- **What is being asked**: Give the data below again exactly as it stands. Omit the pictures.

(Extracted data entries)
☆ ☆ ☆

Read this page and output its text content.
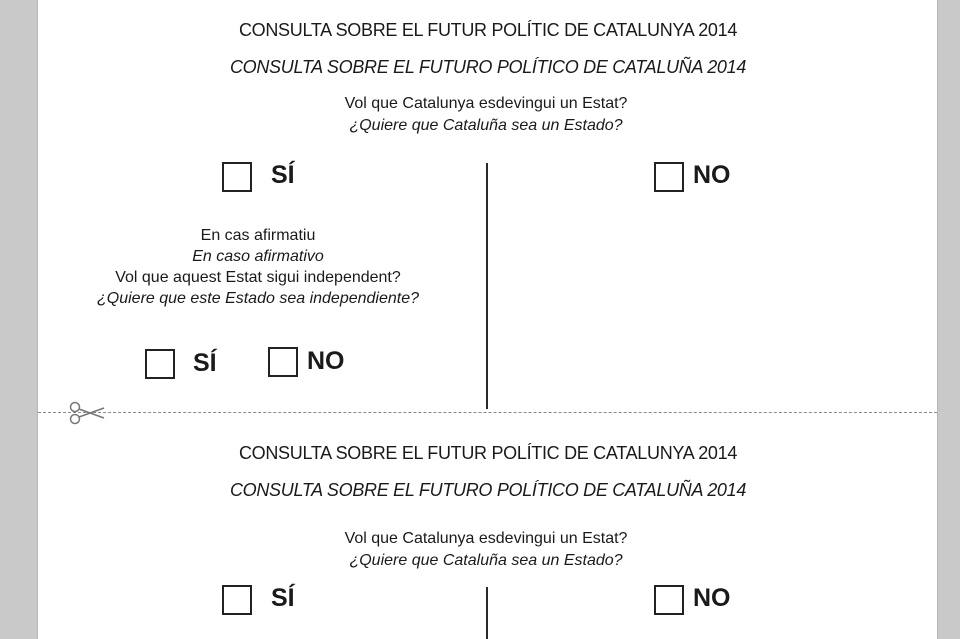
CONSULTA SOBRE EL FUTUR POLÍTIC DE CATALUNYA 2014
CONSULTA SOBRE EL FUTURO POLÍTICO DE CATALUÑA 2014
Vol que Catalunya esdevingui un Estat?
¿Quiere que Cataluña sea un Estado?
SÍ	NO
En cas afirmatiu
En caso afirmativo
Vol que aquest Estat sigui independent?
¿Quiere que este Estado sea independiente?
SÍ	NO
CONSULTA SOBRE EL FUTUR POLÍTIC DE CATALUNYA 2014
CONSULTA SOBRE EL FUTURO POLÍTICO DE CATALUÑA 2014
Vol que Catalunya esdevingui un Estat?
¿Quiere que Cataluña sea un Estado?
SÍ	NO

☆ ☆ ☆

- **Task result**:
Read this page and output its text content.
CONSULTA SOBRE EL FUTUR POLÍTIC DE CATALUNYA 2014
CONSULTA SOBRE EL FUTURO POLÍTICO DE CATALUÑA 2014
Vol que Catalunya esdevingui un Estat?
¿Quiere que Cataluña sea un Estado?
SÍ	NO
En cas afirmatiu
En caso afirmativo
Vol que aquest Estat sigui independent?
¿Quiere que este Estado sea independiente?
SÍ	NO
CONSULTA SOBRE EL FUTUR POLÍTIC DE CATALUNYA 2014
CONSULTA SOBRE EL FUTURO POLÍTICO DE CATALUÑA 2014
Vol que Catalunya esdevingui un Estat?
¿Quiere que Cataluña sea un Estado?
SÍ	NO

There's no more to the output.